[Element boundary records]
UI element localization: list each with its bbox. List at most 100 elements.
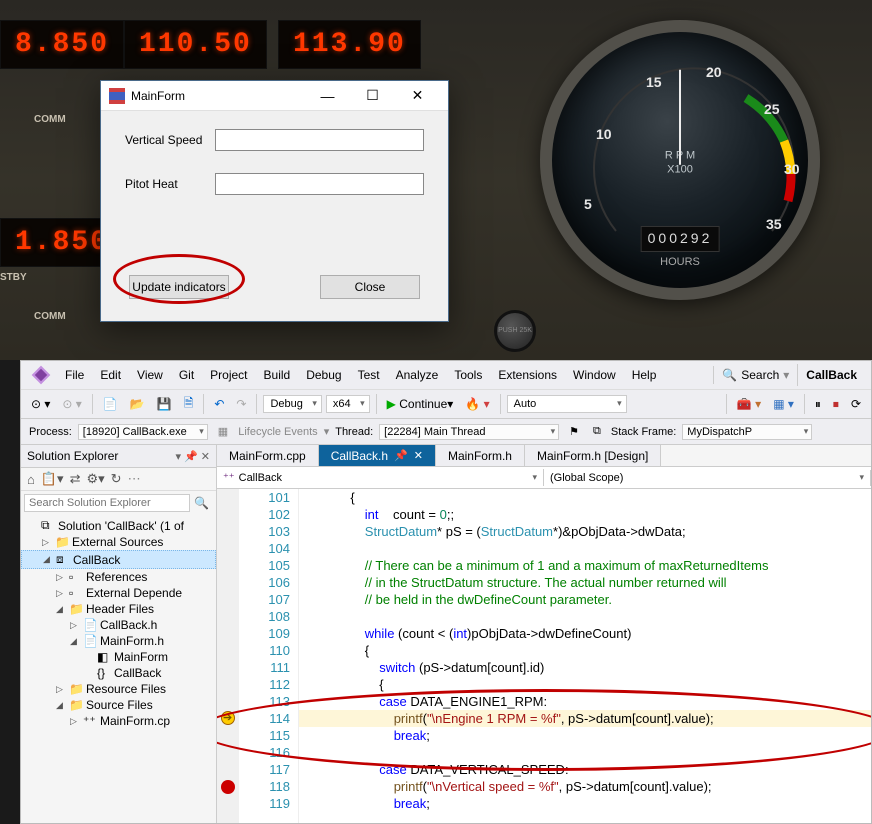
pitot-heat-input[interactable] bbox=[215, 173, 424, 195]
update-indicators-button[interactable]: Update indicators bbox=[129, 275, 229, 299]
process-label: Process: bbox=[29, 426, 72, 438]
thread-label: Thread: bbox=[335, 426, 373, 438]
label-comm-2: COMM bbox=[34, 311, 66, 322]
readout-2: 110.50 bbox=[124, 20, 267, 69]
redo-icon[interactable]: ↷ bbox=[232, 395, 250, 413]
menu-help[interactable]: Help bbox=[624, 364, 665, 386]
hot-reload-icon[interactable]: 🔥 ▾ bbox=[461, 395, 493, 413]
threads-icon[interactable]: ⧉ bbox=[589, 423, 605, 440]
solution-search-input[interactable] bbox=[24, 494, 190, 512]
filter-icon[interactable]: ⚙▾ bbox=[84, 471, 106, 487]
tree-item[interactable]: ◢⧈CallBack bbox=[21, 550, 216, 569]
solution-explorer-title: Solution Explorer bbox=[27, 449, 118, 463]
pitot-heat-label: Pitot Heat bbox=[125, 177, 215, 191]
editor-tab[interactable]: MainForm.cpp bbox=[217, 445, 319, 466]
tree-item[interactable]: ◧MainForm bbox=[21, 649, 216, 665]
pause-icon[interactable]: ⏸ bbox=[811, 395, 825, 414]
menu-test[interactable]: Test bbox=[350, 364, 388, 386]
view-icon[interactable]: 📋▾ bbox=[39, 471, 66, 487]
lifecycle-icon[interactable]: ▦ bbox=[214, 423, 232, 440]
editor-tab[interactable]: CallBack.h📌✕ bbox=[319, 445, 436, 466]
gauge-needle bbox=[679, 70, 681, 165]
menu-debug[interactable]: Debug bbox=[298, 364, 349, 386]
app-icon bbox=[109, 88, 125, 104]
maximize-button[interactable]: ☐ bbox=[350, 81, 395, 110]
flag-icon[interactable]: ⚑ bbox=[565, 423, 583, 440]
new-file-icon[interactable]: 📄 bbox=[99, 395, 122, 413]
process-combo[interactable]: [18920] CallBack.exe bbox=[78, 424, 208, 440]
tree-item[interactable]: ▷📁Resource Files bbox=[21, 681, 216, 697]
gauge-hours-label: HOURS bbox=[660, 256, 700, 268]
gauge-odometer: 000292 bbox=[641, 226, 720, 252]
restart-icon[interactable]: ⟳ bbox=[847, 395, 865, 413]
vs-toolbar: ⊙ ▾ ⊙ ▾ 📄 📂 💾 🗎 ↶ ↷ Debug x64 ▶ Continue… bbox=[21, 389, 871, 419]
tree-item[interactable]: ◢📁Source Files bbox=[21, 697, 216, 713]
menu-project[interactable]: Project bbox=[202, 364, 255, 386]
close-form-button[interactable]: Close bbox=[320, 275, 420, 299]
tree-item[interactable]: {}CallBack bbox=[21, 665, 216, 681]
nav-back-icon[interactable]: ⊙ ▾ bbox=[27, 395, 54, 413]
search-icon: 🔍 bbox=[722, 368, 737, 382]
platform-combo[interactable]: x64 bbox=[326, 395, 370, 413]
sync-icon[interactable]: ⇄ bbox=[68, 471, 83, 487]
tree-item[interactable]: ▷⁺⁺MainForm.cp bbox=[21, 713, 216, 729]
vs-search[interactable]: 🔍 Search ▾ bbox=[713, 366, 797, 384]
toolbox-icon[interactable]: 🧰 ▾ bbox=[733, 395, 765, 413]
stackframe-combo[interactable]: MyDispatchP bbox=[682, 424, 812, 440]
readout-3: 113.90 bbox=[278, 20, 421, 69]
search-icon[interactable]: 🔍 bbox=[190, 496, 213, 510]
menu-file[interactable]: File bbox=[57, 364, 92, 386]
refresh-icon[interactable]: ↻ bbox=[109, 471, 124, 487]
code-editor: MainForm.cppCallBack.h📌✕MainForm.hMainFo… bbox=[217, 445, 871, 823]
vs-menu-bar: FileEditViewGitProjectBuildDebugTestAnal… bbox=[21, 361, 871, 389]
tree-item[interactable]: ▷📄CallBack.h bbox=[21, 617, 216, 633]
tree-item[interactable]: ▷▫References bbox=[21, 569, 216, 585]
mainform-titlebar[interactable]: MainForm — ☐ ✕ bbox=[101, 81, 448, 111]
tree-item[interactable]: ⧉Solution 'CallBack' (1 of bbox=[21, 517, 216, 534]
menu-view[interactable]: View bbox=[129, 364, 171, 386]
menu-edit[interactable]: Edit bbox=[92, 364, 129, 386]
continue-button[interactable]: ▶ Continue ▾ bbox=[383, 395, 458, 413]
nav-scope-right[interactable]: (Global Scope) bbox=[544, 470, 871, 486]
solution-toolbar: ⌂ 📋▾ ⇄ ⚙▾ ↻ ⋯ bbox=[21, 468, 216, 491]
solution-tree[interactable]: ⧉Solution 'CallBack' (1 of▷📁External Sou… bbox=[21, 515, 216, 731]
window-icon[interactable]: ▦ ▾ bbox=[769, 395, 798, 413]
vertical-speed-input[interactable] bbox=[215, 129, 424, 151]
pin-icon[interactable]: 📌 bbox=[394, 449, 408, 462]
close-button[interactable]: ✕ bbox=[395, 81, 440, 110]
menu-git[interactable]: Git bbox=[171, 364, 202, 386]
stop-icon[interactable]: ⏹ bbox=[829, 395, 843, 414]
thread-combo[interactable]: [22284] Main Thread bbox=[379, 424, 559, 440]
save-all-icon[interactable]: 🗎 bbox=[180, 392, 198, 417]
tree-item[interactable]: ◢📄MainForm.h bbox=[21, 633, 216, 649]
stackframe-label: Stack Frame: bbox=[611, 426, 676, 438]
menu-extensions[interactable]: Extensions bbox=[490, 364, 565, 386]
minimize-button[interactable]: — bbox=[305, 81, 350, 110]
undo-icon[interactable]: ↶ bbox=[210, 395, 228, 413]
push-knob[interactable]: PUSH 25K bbox=[494, 310, 536, 352]
nav-scope-left[interactable]: ⁺⁺CallBack bbox=[217, 469, 544, 486]
readout-1: 8.850 bbox=[0, 20, 124, 69]
tree-item[interactable]: ◢📁Header Files bbox=[21, 601, 216, 617]
editor-tab[interactable]: MainForm.h [Design] bbox=[525, 445, 661, 466]
nav-fwd-icon[interactable]: ⊙ ▾ bbox=[58, 395, 85, 413]
tree-item[interactable]: ▷📁External Sources bbox=[21, 534, 216, 550]
vs-logo-icon bbox=[32, 366, 51, 385]
visual-studio-window: FileEditViewGitProjectBuildDebugTestAnal… bbox=[20, 360, 872, 824]
menu-window[interactable]: Window bbox=[565, 364, 624, 386]
home-icon[interactable]: ⌂ bbox=[25, 472, 37, 487]
editor-tab[interactable]: MainForm.h bbox=[436, 445, 525, 466]
menu-tools[interactable]: Tools bbox=[446, 364, 490, 386]
label-stby: STBY bbox=[0, 272, 27, 283]
tree-item[interactable]: ▷▫External Depende bbox=[21, 585, 216, 601]
menu-build[interactable]: Build bbox=[256, 364, 299, 386]
close-tab-icon[interactable]: ✕ bbox=[414, 449, 423, 462]
auto-combo[interactable]: Auto bbox=[507, 395, 627, 413]
menu-analyze[interactable]: Analyze bbox=[388, 364, 447, 386]
window-title: MainForm bbox=[131, 89, 305, 103]
config-combo[interactable]: Debug bbox=[263, 395, 321, 413]
open-icon[interactable]: 📂 bbox=[126, 395, 149, 413]
save-icon[interactable]: 💾 bbox=[153, 395, 176, 413]
code-area[interactable]: 1011021031041051061071081091101111121131… bbox=[217, 489, 871, 823]
vs-solution-name: CallBack bbox=[797, 364, 865, 386]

**Exercise task**
Rename every "editor-tab" in the records to "document-tab", leaving everything else unchanged, and omit the pictures from your answer.

**Complete response**
UI element localization: list each with its bbox. List at most 100 elements.
pitot-heat-input[interactable] bbox=[215, 173, 424, 195]
update-indicators-button[interactable]: Update indicators bbox=[129, 275, 229, 299]
process-label: Process: bbox=[29, 426, 72, 438]
thread-label: Thread: bbox=[335, 426, 373, 438]
label-comm-2: COMM bbox=[34, 311, 66, 322]
readout-2: 110.50 bbox=[124, 20, 267, 69]
redo-icon[interactable]: ↷ bbox=[232, 395, 250, 413]
menu-help[interactable]: Help bbox=[624, 364, 665, 386]
hot-reload-icon[interactable]: 🔥 ▾ bbox=[461, 395, 493, 413]
threads-icon[interactable]: ⧉ bbox=[589, 423, 605, 440]
solution-search-input[interactable] bbox=[24, 494, 190, 512]
filter-icon[interactable]: ⚙▾ bbox=[84, 471, 106, 487]
tree-item[interactable]: ◢⧈CallBack bbox=[21, 550, 216, 569]
solution-explorer-title: Solution Explorer bbox=[27, 449, 118, 463]
pitot-heat-label: Pitot Heat bbox=[125, 177, 215, 191]
document-tab[interactable]: MainForm.cpp bbox=[217, 445, 319, 466]
tree-item[interactable]: ◧MainForm bbox=[21, 649, 216, 665]
pause-icon[interactable]: ⏸ bbox=[811, 395, 825, 414]
menu-test[interactable]: Test bbox=[350, 364, 388, 386]
view-icon[interactable]: 📋▾ bbox=[39, 471, 66, 487]
lifecycle-icon[interactable]: ▦ bbox=[214, 423, 232, 440]
document-tab[interactable]: CallBack.h📌✕ bbox=[319, 445, 436, 466]
gauge-needle bbox=[679, 70, 681, 165]
menu-debug[interactable]: Debug bbox=[298, 364, 349, 386]
app-icon bbox=[109, 88, 125, 104]
maximize-button[interactable]: ☐ bbox=[350, 81, 395, 110]
flag-icon[interactable]: ⚑ bbox=[565, 423, 583, 440]
new-file-icon[interactable]: 📄 bbox=[99, 395, 122, 413]
process-combo[interactable]: [18920] CallBack.exe bbox=[78, 424, 208, 440]
tree-item[interactable]: ▷📁Resource Files bbox=[21, 681, 216, 697]
gauge-hours-label: HOURS bbox=[660, 256, 700, 268]
gauge-odometer: 000292 bbox=[641, 226, 720, 252]
restart-icon[interactable]: ⟳ bbox=[847, 395, 865, 413]
vs-toolbar: ⊙ ▾ ⊙ ▾ 📄 📂 💾 🗎 ↶ ↷ Debug x64 ▶ Continue… bbox=[21, 389, 871, 419]
tree-item[interactable]: ◢📁Source Files bbox=[21, 697, 216, 713]
menu-project[interactable]: Project bbox=[202, 364, 255, 386]
close-form-button[interactable]: Close bbox=[320, 275, 420, 299]
tree-item[interactable]: {}CallBack bbox=[21, 665, 216, 681]
nav-back-icon[interactable]: ⊙ ▾ bbox=[27, 395, 54, 413]
search-icon: 🔍 bbox=[722, 368, 737, 382]
platform-combo[interactable]: x64 bbox=[326, 395, 370, 413]
sync-icon[interactable]: ⇄ bbox=[68, 471, 83, 487]
tree-item[interactable]: ▷⁺⁺MainForm.cp bbox=[21, 713, 216, 729]
vs-search[interactable]: 🔍 Search ▾ bbox=[713, 366, 797, 384]
toolbox-icon[interactable]: 🧰 ▾ bbox=[733, 395, 765, 413]
stackframe-combo[interactable]: MyDispatchP bbox=[682, 424, 812, 440]
readout-3: 113.90 bbox=[278, 20, 421, 69]
search-icon[interactable]: 🔍 bbox=[190, 496, 213, 510]
menu-file[interactable]: File bbox=[57, 364, 92, 386]
refresh-icon[interactable]: ↻ bbox=[109, 471, 124, 487]
code-editor: MainForm.cppCallBack.h📌✕MainForm.hMainFo… bbox=[217, 445, 871, 823]
vs-menu-bar: FileEditViewGitProjectBuildDebugTestAnal… bbox=[21, 361, 871, 389]
tree-item[interactable]: ▷📄CallBack.h bbox=[21, 617, 216, 633]
tree-item[interactable]: ▷▫References bbox=[21, 569, 216, 585]
mainform-titlebar[interactable]: MainForm — ☐ ✕ bbox=[101, 81, 448, 111]
tree-item[interactable]: ⧉Solution 'CallBack' (1 of bbox=[21, 517, 216, 534]
menu-view[interactable]: View bbox=[129, 364, 171, 386]
menu-edit[interactable]: Edit bbox=[92, 364, 129, 386]
continue-button[interactable]: ▶ Continue ▾ bbox=[383, 395, 458, 413]
nav-scope-right[interactable]: (Global Scope) bbox=[544, 470, 871, 486]
solution-toolbar: ⌂ 📋▾ ⇄ ⚙▾ ↻ ⋯ bbox=[21, 468, 216, 491]
solution-tree[interactable]: ⧉Solution 'CallBack' (1 of▷📁External Sou… bbox=[21, 515, 216, 731]
window-icon[interactable]: ▦ ▾ bbox=[769, 395, 798, 413]
vertical-speed-input[interactable] bbox=[215, 129, 424, 151]
pin-icon[interactable]: 📌 bbox=[394, 449, 408, 462]
close-button[interactable]: ✕ bbox=[395, 81, 440, 110]
menu-git[interactable]: Git bbox=[171, 364, 202, 386]
stop-icon[interactable]: ⏹ bbox=[829, 395, 843, 414]
thread-combo[interactable]: [22284] Main Thread bbox=[379, 424, 559, 440]
save-all-icon[interactable]: 🗎 bbox=[180, 392, 198, 417]
tree-item[interactable]: ◢📄MainForm.h bbox=[21, 633, 216, 649]
stackframe-label: Stack Frame: bbox=[611, 426, 676, 438]
menu-extensions[interactable]: Extensions bbox=[490, 364, 565, 386]
minimize-button[interactable]: — bbox=[305, 81, 350, 110]
undo-icon[interactable]: ↶ bbox=[210, 395, 228, 413]
push-knob[interactable]: PUSH 25K bbox=[494, 310, 536, 352]
nav-scope-left[interactable]: ⁺⁺CallBack bbox=[217, 469, 544, 486]
readout-1: 8.850 bbox=[0, 20, 124, 69]
tree-item[interactable]: ◢📁Header Files bbox=[21, 601, 216, 617]
document-tab[interactable]: MainForm.h [Design] bbox=[525, 445, 661, 466]
nav-fwd-icon[interactable]: ⊙ ▾ bbox=[58, 395, 85, 413]
tree-item[interactable]: ▷📁External Sources bbox=[21, 534, 216, 550]
vs-logo-icon bbox=[32, 366, 51, 385]
visual-studio-window: FileEditViewGitProjectBuildDebugTestAnal… bbox=[20, 360, 872, 824]
menu-window[interactable]: Window bbox=[565, 364, 624, 386]
home-icon[interactable]: ⌂ bbox=[25, 472, 37, 487]
document-tab[interactable]: MainForm.h bbox=[436, 445, 525, 466]
menu-tools[interactable]: Tools bbox=[446, 364, 490, 386]
label-stby: STBY bbox=[0, 272, 27, 283]
tree-item[interactable]: ▷▫External Depende bbox=[21, 585, 216, 601]
menu-build[interactable]: Build bbox=[256, 364, 299, 386]
close-tab-icon[interactable]: ✕ bbox=[414, 449, 423, 462]
auto-combo[interactable]: Auto bbox=[507, 395, 627, 413]
menu-analyze[interactable]: Analyze bbox=[388, 364, 447, 386]
window-title: MainForm bbox=[131, 89, 305, 103]
config-combo[interactable]: Debug bbox=[263, 395, 321, 413]
open-icon[interactable]: 📂 bbox=[126, 395, 149, 413]
save-icon[interactable]: 💾 bbox=[153, 395, 176, 413]
code-area[interactable]: 1011021031041051061071081091101111121131… bbox=[217, 489, 871, 823]
vs-solution-name: CallBack bbox=[797, 364, 865, 386]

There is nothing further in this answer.